**Task statement:** Read the data and repeat it in full, exactly.

**Supplied records:**

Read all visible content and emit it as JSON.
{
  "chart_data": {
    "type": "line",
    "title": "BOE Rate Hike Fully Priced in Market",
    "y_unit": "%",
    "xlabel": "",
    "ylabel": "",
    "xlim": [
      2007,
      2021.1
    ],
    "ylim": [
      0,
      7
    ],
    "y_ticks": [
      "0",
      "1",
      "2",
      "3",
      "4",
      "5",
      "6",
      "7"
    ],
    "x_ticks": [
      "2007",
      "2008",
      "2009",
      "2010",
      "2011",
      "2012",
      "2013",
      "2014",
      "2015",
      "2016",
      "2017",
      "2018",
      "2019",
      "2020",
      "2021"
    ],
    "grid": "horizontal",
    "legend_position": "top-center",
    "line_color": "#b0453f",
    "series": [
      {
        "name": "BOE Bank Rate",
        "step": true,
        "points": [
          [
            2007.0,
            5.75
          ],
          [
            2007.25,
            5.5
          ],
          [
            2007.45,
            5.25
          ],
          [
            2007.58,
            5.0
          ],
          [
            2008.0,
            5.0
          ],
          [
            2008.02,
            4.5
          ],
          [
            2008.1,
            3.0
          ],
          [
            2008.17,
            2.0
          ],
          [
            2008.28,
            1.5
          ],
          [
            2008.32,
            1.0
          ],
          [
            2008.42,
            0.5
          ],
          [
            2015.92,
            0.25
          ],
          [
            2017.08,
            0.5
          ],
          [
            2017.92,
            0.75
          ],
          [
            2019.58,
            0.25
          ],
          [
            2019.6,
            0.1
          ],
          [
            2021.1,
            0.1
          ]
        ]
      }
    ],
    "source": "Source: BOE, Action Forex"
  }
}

**Answer to the problem:**
Read all visible content and emit it as JSON.
{
  "chart_data": {
    "type": "line",
    "title": "BOE Rate Hike Fully Priced in Market",
    "y_unit": "%",
    "xlabel": "",
    "ylabel": "",
    "xlim": [
      2007,
      2021.1
    ],
    "ylim": [
      0,
      7
    ],
    "y_ticks": [
      "0",
      "1",
      "2",
      "3",
      "4",
      "5",
      "6",
      "7"
    ],
    "x_ticks": [
      "2007",
      "2008",
      "2009",
      "2010",
      "2011",
      "2012",
      "2013",
      "2014",
      "2015",
      "2016",
      "2017",
      "2018",
      "2019",
      "2020",
      "2021"
    ],
    "grid": "horizontal",
    "legend_position": "top-center",
    "line_color": "#b0453f",
    "series": [
      {
        "name": "BOE Bank Rate",
        "step": true,
        "points": [
          [
            2007.0,
            5.75
          ],
          [
            2007.25,
            5.5
          ],
          [
            2007.45,
            5.25
          ],
          [
            2007.58,
            5.0
          ],
          [
            2008.0,
            5.0
          ],
          [
            2008.02,
            4.5
          ],
          [
            2008.1,
            3.0
          ],
          [
            2008.17,
            2.0
          ],
          [
            2008.28,
            1.5
          ],
          [
            2008.32,
            1.0
          ],
          [
            2008.42,
            0.5
          ],
          [
            2015.92,
            0.25
          ],
          [
            2017.08,
            0.5
          ],
          [
            2017.92,
            0.75
          ],
          [
            2019.58,
            0.25
          ],
          [
            2019.6,
            0.1
          ],
          [
            2021.1,
            0.1
          ]
        ]
      }
    ],
    "source": "Source: BOE, Action Forex"
  }
}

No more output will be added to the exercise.